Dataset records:
▬▬▬▬▬▬

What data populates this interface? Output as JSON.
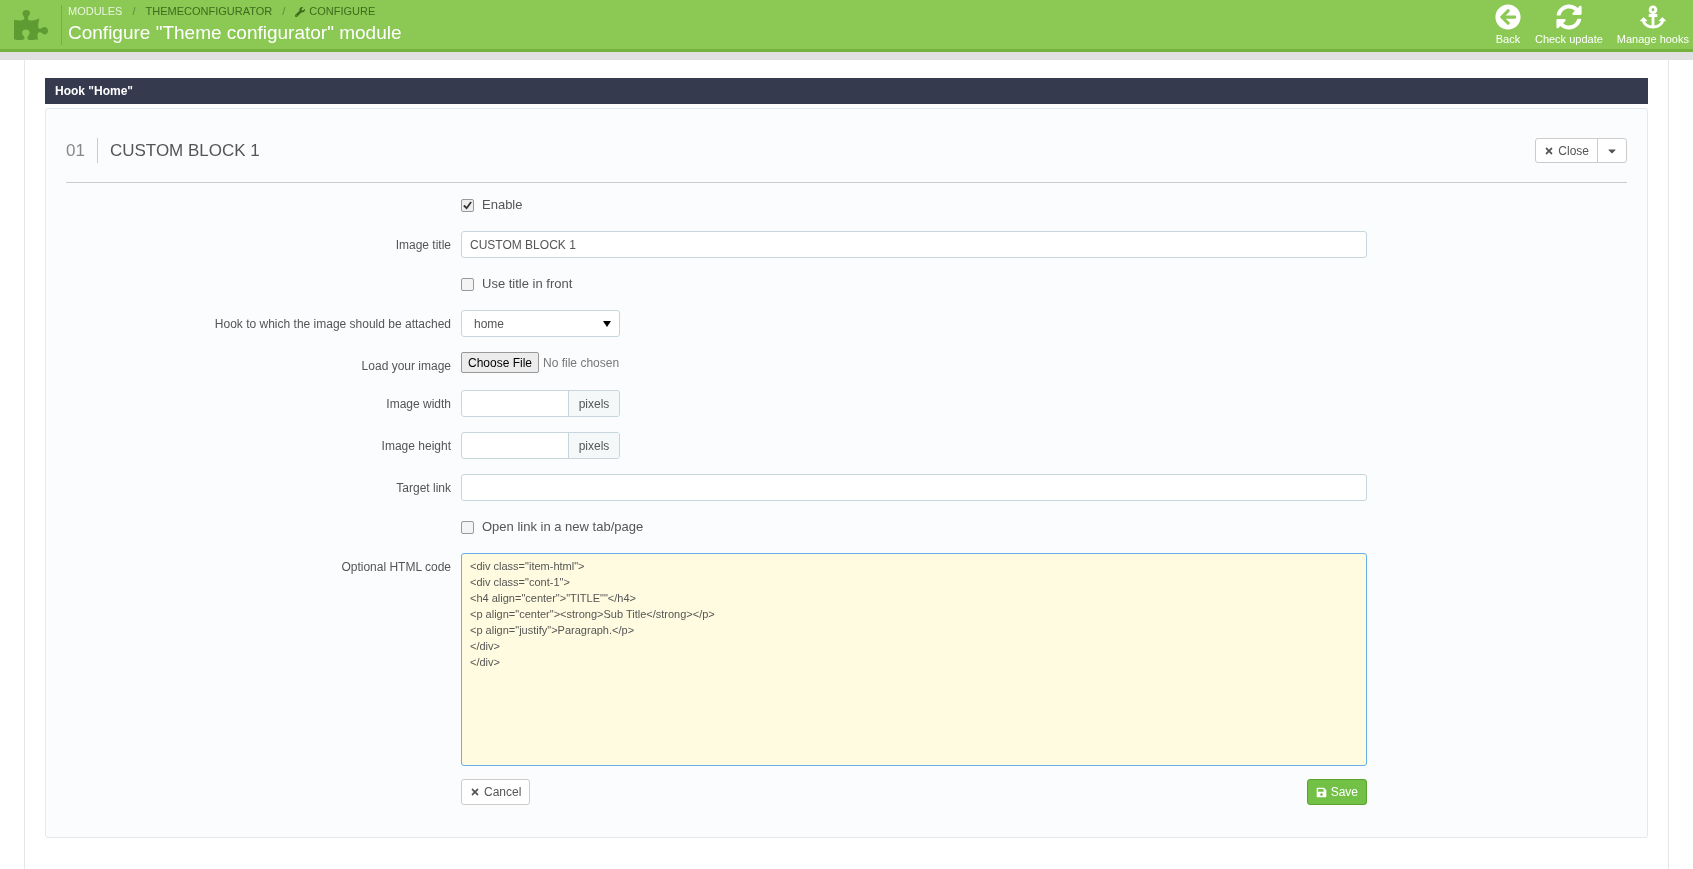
{
  "header": {
    "breadcrumbs": [
      "MODULES",
      "THEMECONFIGURATOR",
      "CONFIGURE"
    ],
    "separator": "/",
    "title": "Configure \"Theme configurator\" module",
    "actions": [
      {
        "kind": "back",
        "label": "Back"
      },
      {
        "kind": "refresh",
        "label": "Check update"
      },
      {
        "kind": "anchor",
        "label": "Manage hooks"
      }
    ]
  },
  "hook_bar": {
    "title": "Hook \"Home\""
  },
  "block": {
    "number": "01",
    "title": "CUSTOM BLOCK 1",
    "close_button": "Close",
    "rows": [
      {
        "kind": "checkbox",
        "label": "Enable",
        "checked": true
      },
      {
        "kind": "text",
        "label": "Image title",
        "value": "CUSTOM BLOCK 1"
      },
      {
        "kind": "checkbox",
        "label": "Use title in front",
        "checked": false
      },
      {
        "kind": "select",
        "label": "Hook to which the image should be attached",
        "value": "home"
      },
      {
        "kind": "file",
        "label": "Load your image",
        "button": "Choose File",
        "status": "No file chosen"
      },
      {
        "kind": "addon",
        "label": "Image width",
        "addon": "pixels"
      },
      {
        "kind": "addon",
        "label": "Image height",
        "addon": "pixels"
      },
      {
        "kind": "text",
        "label": "Target link"
      },
      {
        "kind": "checkbox",
        "label": "Open link in a new tab/page",
        "checked": false
      },
      {
        "kind": "textarea",
        "label": "Optional HTML code",
        "lines": [
          "<div class=\"item-html\">",
          "<div class=\"cont-1\">",
          "<h4 align=\"center\">\"TITLE\"\"</h4>",
          "<p align=\"center\"><strong>Sub Title</strong></p>",
          "<p align=\"justify\">Paragraph.</p>",
          "</div>",
          "</div>"
        ]
      }
    ],
    "cancel_button": "Cancel",
    "save_button": "Save"
  }
}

▬▬▬▬▬▬

Look over the material above and show each line where "align" appears.

          "<h4 align=\"center\">\"TITLE\"\"</h4>",
          "<p align=\"center\"><strong>Sub Title</strong></p>",
          "<p align=\"justify\">Paragraph.</p>",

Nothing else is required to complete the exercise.